* DATA IN THIS EXERCISE

########################################

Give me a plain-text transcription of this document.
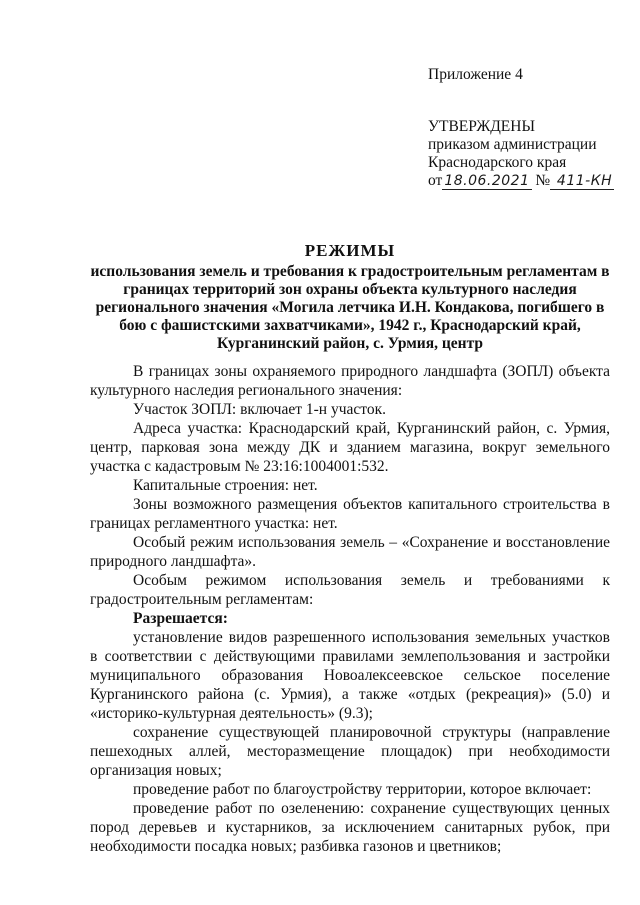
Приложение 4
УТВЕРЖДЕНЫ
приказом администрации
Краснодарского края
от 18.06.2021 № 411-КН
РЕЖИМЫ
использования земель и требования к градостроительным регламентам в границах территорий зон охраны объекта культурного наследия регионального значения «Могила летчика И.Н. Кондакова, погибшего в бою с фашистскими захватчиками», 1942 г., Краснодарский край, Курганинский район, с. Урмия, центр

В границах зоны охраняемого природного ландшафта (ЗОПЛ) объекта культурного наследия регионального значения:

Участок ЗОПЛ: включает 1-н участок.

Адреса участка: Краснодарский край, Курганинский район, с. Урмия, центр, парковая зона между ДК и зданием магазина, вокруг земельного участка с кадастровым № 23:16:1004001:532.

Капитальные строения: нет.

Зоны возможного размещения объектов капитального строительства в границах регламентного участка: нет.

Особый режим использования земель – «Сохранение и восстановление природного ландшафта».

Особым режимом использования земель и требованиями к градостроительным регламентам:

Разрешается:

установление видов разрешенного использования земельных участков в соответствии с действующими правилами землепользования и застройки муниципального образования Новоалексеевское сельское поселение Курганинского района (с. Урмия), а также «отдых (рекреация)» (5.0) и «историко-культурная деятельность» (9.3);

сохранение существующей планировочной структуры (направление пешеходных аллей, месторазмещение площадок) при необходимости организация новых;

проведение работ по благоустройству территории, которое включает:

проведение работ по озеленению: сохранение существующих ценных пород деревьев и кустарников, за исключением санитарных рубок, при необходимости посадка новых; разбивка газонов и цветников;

########################################

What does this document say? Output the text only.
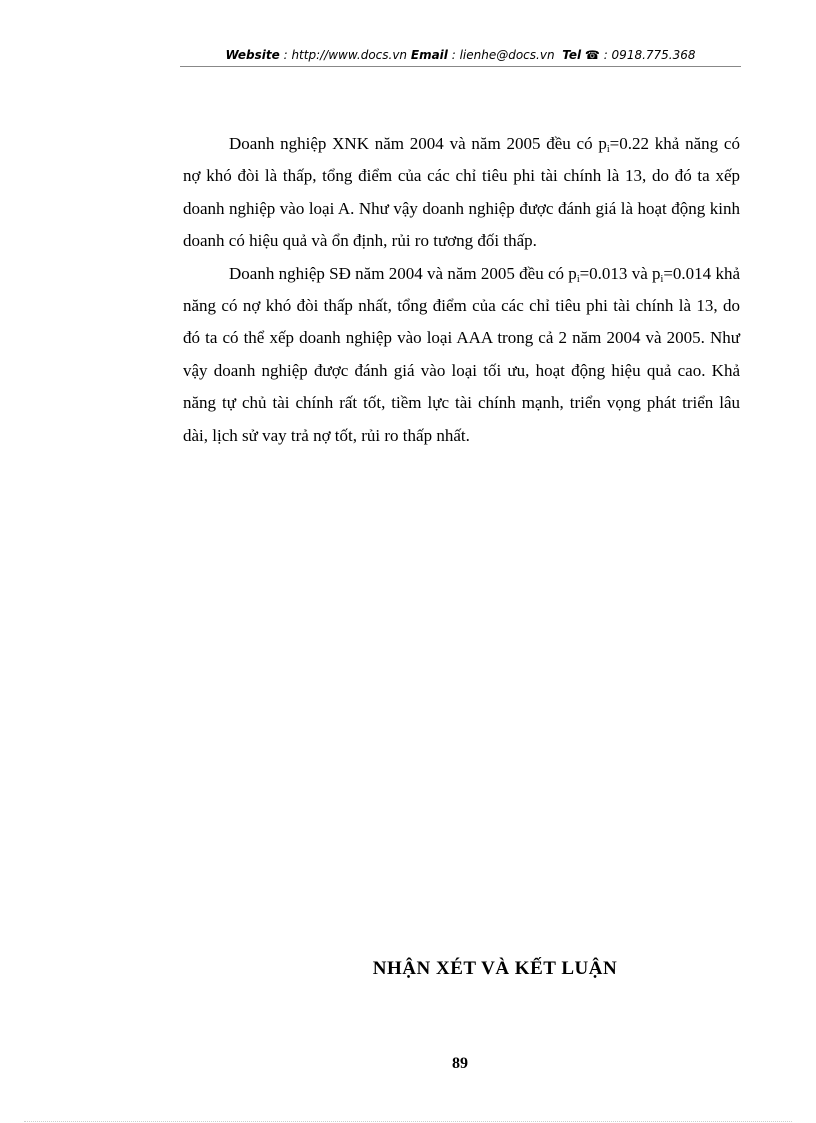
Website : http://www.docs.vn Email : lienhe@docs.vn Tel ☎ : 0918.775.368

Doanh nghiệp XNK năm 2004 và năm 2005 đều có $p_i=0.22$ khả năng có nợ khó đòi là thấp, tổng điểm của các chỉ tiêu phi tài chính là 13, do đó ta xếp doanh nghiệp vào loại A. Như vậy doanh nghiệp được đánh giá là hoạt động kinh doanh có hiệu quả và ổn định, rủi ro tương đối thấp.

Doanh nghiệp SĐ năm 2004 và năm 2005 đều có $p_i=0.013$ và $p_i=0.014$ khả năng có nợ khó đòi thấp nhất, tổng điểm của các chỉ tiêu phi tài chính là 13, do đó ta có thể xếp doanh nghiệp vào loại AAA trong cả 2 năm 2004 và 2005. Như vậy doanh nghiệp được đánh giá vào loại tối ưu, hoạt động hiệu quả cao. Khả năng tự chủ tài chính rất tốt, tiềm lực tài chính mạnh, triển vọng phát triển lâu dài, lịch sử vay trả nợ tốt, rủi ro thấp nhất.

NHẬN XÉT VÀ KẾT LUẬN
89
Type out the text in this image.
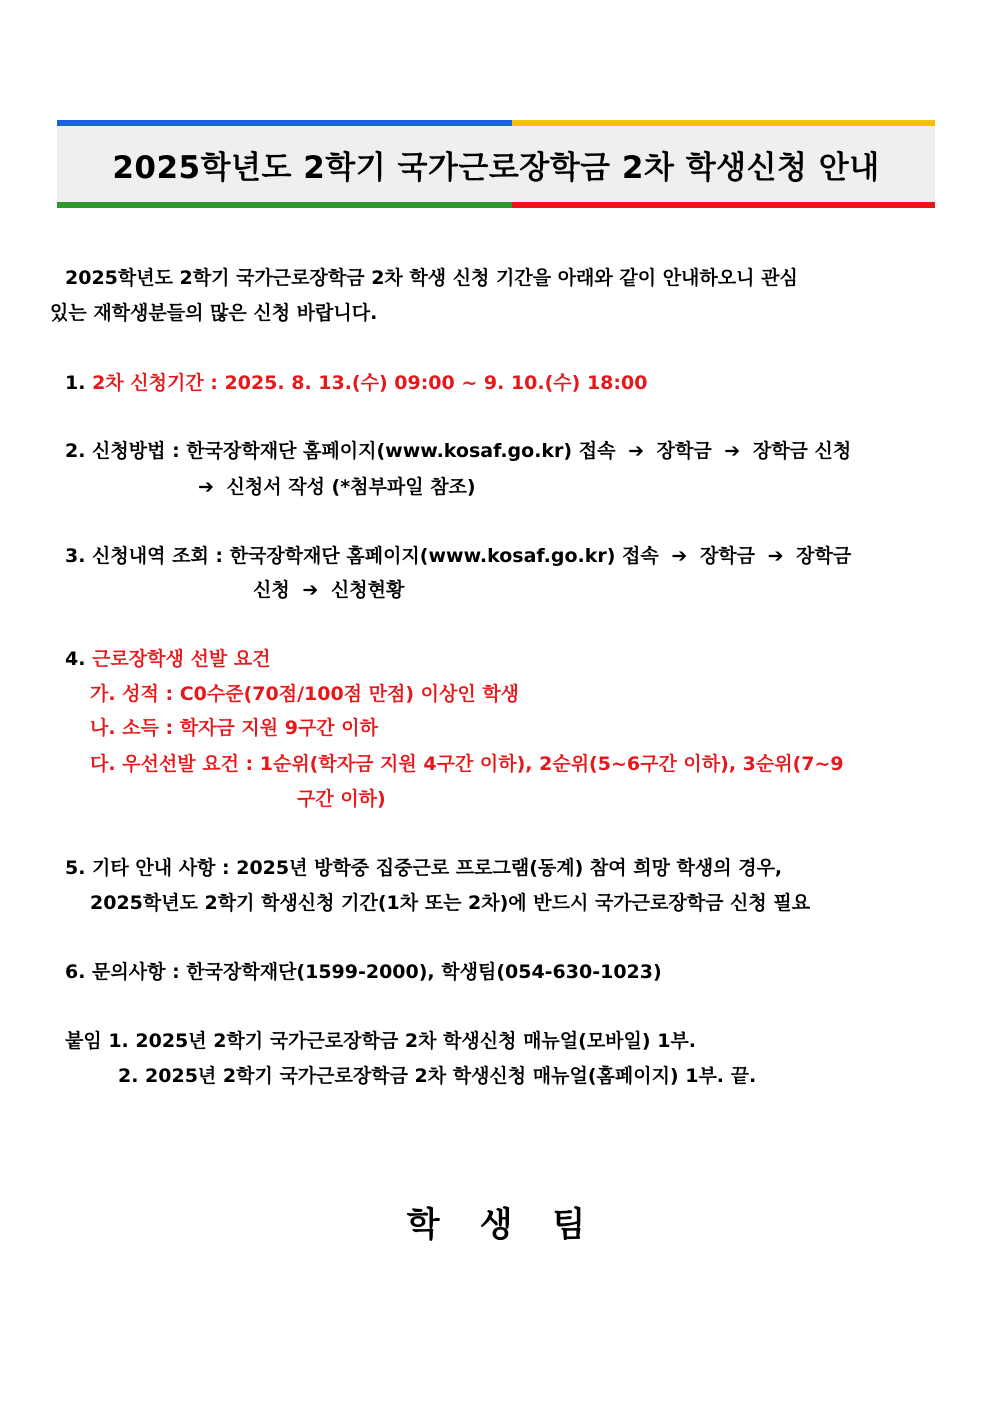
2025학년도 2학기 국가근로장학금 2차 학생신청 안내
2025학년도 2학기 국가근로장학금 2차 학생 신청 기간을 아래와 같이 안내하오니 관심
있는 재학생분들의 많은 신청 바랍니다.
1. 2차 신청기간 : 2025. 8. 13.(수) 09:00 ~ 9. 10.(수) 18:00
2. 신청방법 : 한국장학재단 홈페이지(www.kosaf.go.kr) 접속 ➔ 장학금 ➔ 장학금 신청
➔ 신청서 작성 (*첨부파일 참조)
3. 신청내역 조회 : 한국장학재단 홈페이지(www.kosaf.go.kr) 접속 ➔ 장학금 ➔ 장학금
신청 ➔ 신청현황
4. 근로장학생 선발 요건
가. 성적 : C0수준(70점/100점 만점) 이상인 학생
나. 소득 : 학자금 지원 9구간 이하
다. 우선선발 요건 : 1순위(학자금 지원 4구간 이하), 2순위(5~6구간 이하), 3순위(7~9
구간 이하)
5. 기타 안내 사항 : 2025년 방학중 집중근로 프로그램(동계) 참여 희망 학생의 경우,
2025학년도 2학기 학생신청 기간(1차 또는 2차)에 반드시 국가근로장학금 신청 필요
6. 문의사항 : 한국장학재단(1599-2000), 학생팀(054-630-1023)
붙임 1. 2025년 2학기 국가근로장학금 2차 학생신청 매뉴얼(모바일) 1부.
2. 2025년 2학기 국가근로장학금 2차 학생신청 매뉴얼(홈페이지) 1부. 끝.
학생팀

########################################

* OBJECTIVE
State how many lines of the material contain the string "document", with no other words.

* CORRECT ANSWER
2